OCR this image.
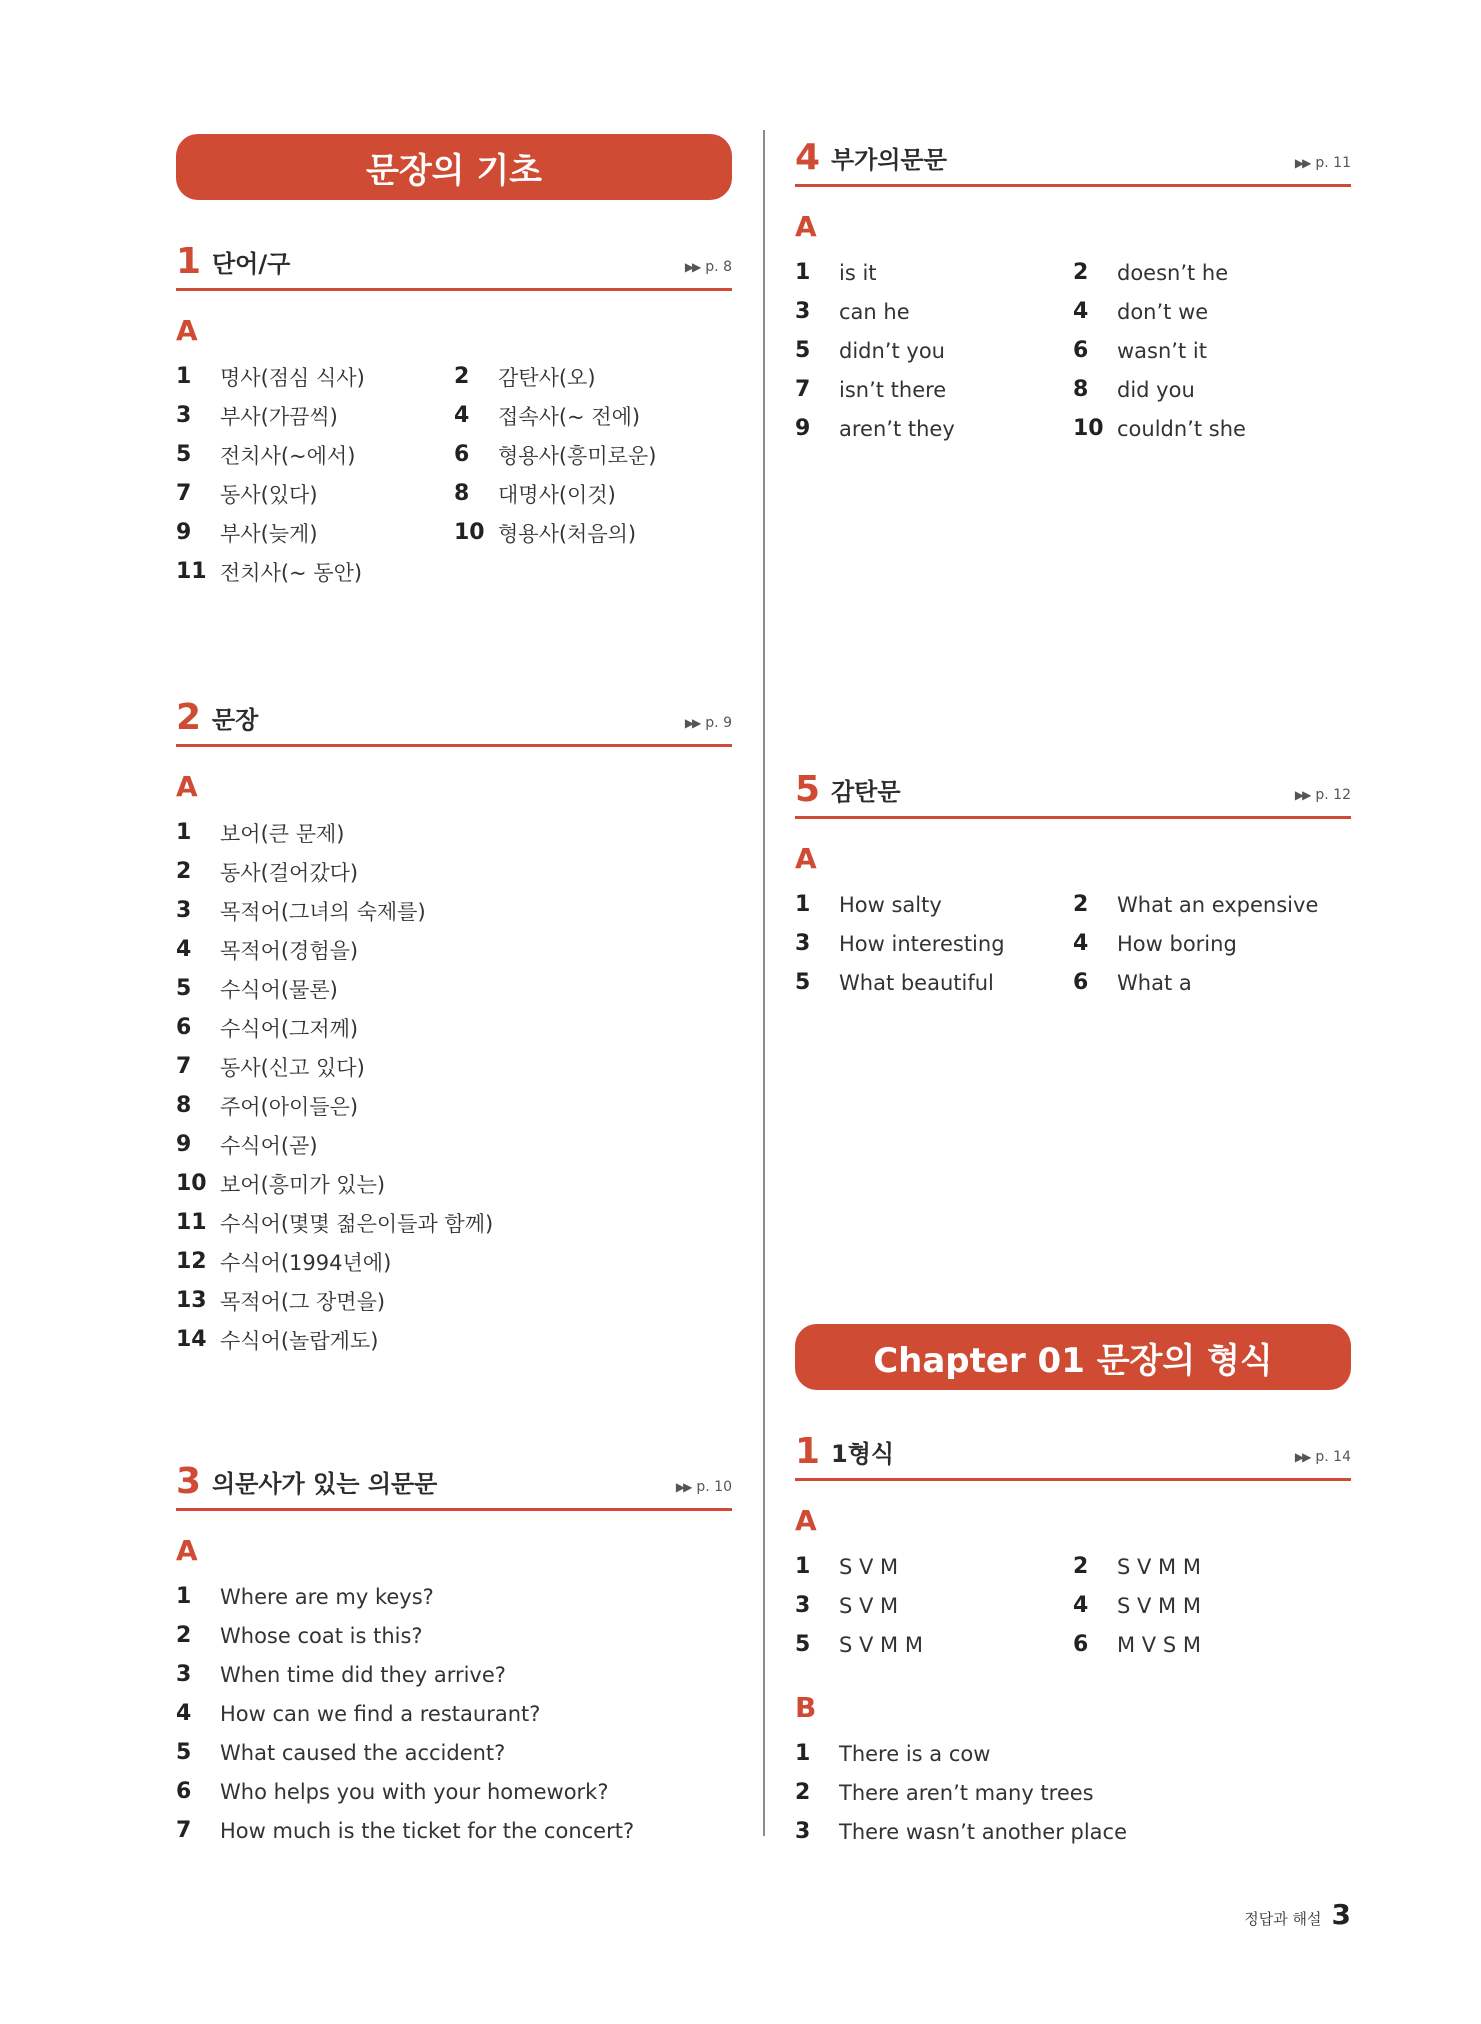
문장의 기초
1 단어/구	▶▶ p. 8
A
1	명사(점심 식사)	2	감탄사(오)
3	부사(가끔씩)	4	접속사(~ 전에)
5	전치사(~에서)	6	형용사(흥미로운)
7	동사(있다)	8	대명사(이것)
9	부사(늦게)	10 형용사(처음의)
11 전치사(~ 동안)
2 문장	▶▶ p. 9
A
1	보어(큰 문제)
2	동사(걸어갔다)
3	목적어(그녀의 숙제를)
4	목적어(경험을)
5	수식어(물론)
6	수식어(그저께)
7	동사(신고 있다)
8	주어(아이들은)
9	수식어(곧)
10 보어(흥미가 있는)
11 수식어(몇몇 젊은이들과 함께)
12 수식어(1994년에)
13 목적어(그 장면을)
14 수식어(놀랍게도)
3 의문사가 있는 의문문	▶▶ p. 10
A
1	Where are my keys?
2	Whose coat is this?
3	When time did they arrive?
4	How can we find a restaurant?
5	What caused the accident?
6	Who helps you with your homework?
7	How much is the ticket for the concert?
4 부가의문문	▶▶ p. 11
A
1	is it	2	doesn’t he
3	can he	4	don’t we
5	didn’t you	6	wasn’t it
7	isn’t there	8	did you
9	aren’t they	10 couldn’t she
5 감탄문	▶▶ p. 12
A
1	How salty	2	What an expensive
3	How interesting	4	How boring
5	What beautiful	6	What a
Chapter 01 문장의 형식
1 1형식	▶▶ p. 14
A
1	S V M	2	S V M M
3	S V M	4	S V M M
5	S V M M	6	M V S M
B
1	There is a cow
2	There aren’t many trees
3	There wasn’t another place
정답과 해설 3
^^^^^^^^^^^^^^^^
■ Goal: Retype the whole listing exactly and leave the pictures out.

■ Response to the task:
OCR this image.
문장의 기초
1 단어/구	▶▶ p. 8
A
1	명사(점심 식사)	2	감탄사(오)
3	부사(가끔씩)	4	접속사(~ 전에)
5	전치사(~에서)	6	형용사(흥미로운)
7	동사(있다)	8	대명사(이것)
9	부사(늦게)	10 형용사(처음의)
11 전치사(~ 동안)
2 문장	▶▶ p. 9
A
1	보어(큰 문제)
2	동사(걸어갔다)
3	목적어(그녀의 숙제를)
4	목적어(경험을)
5	수식어(물론)
6	수식어(그저께)
7	동사(신고 있다)
8	주어(아이들은)
9	수식어(곧)
10 보어(흥미가 있는)
11 수식어(몇몇 젊은이들과 함께)
12 수식어(1994년에)
13 목적어(그 장면을)
14 수식어(놀랍게도)
3 의문사가 있는 의문문	▶▶ p. 10
A
1	Where are my keys?
2	Whose coat is this?
3	When time did they arrive?
4	How can we find a restaurant?
5	What caused the accident?
6	Who helps you with your homework?
7	How much is the ticket for the concert?
4 부가의문문	▶▶ p. 11
A
1	is it	2	doesn’t he
3	can he	4	don’t we
5	didn’t you	6	wasn’t it
7	isn’t there	8	did you
9	aren’t they	10 couldn’t she
5 감탄문	▶▶ p. 12
A
1	How salty	2	What an expensive
3	How interesting	4	How boring
5	What beautiful	6	What a
Chapter 01 문장의 형식
1 1형식	▶▶ p. 14
A
1	S V M	2	S V M M
3	S V M	4	S V M M
5	S V M M	6	M V S M
B
1	There is a cow
2	There aren’t many trees
3	There wasn’t another place
정답과 해설 3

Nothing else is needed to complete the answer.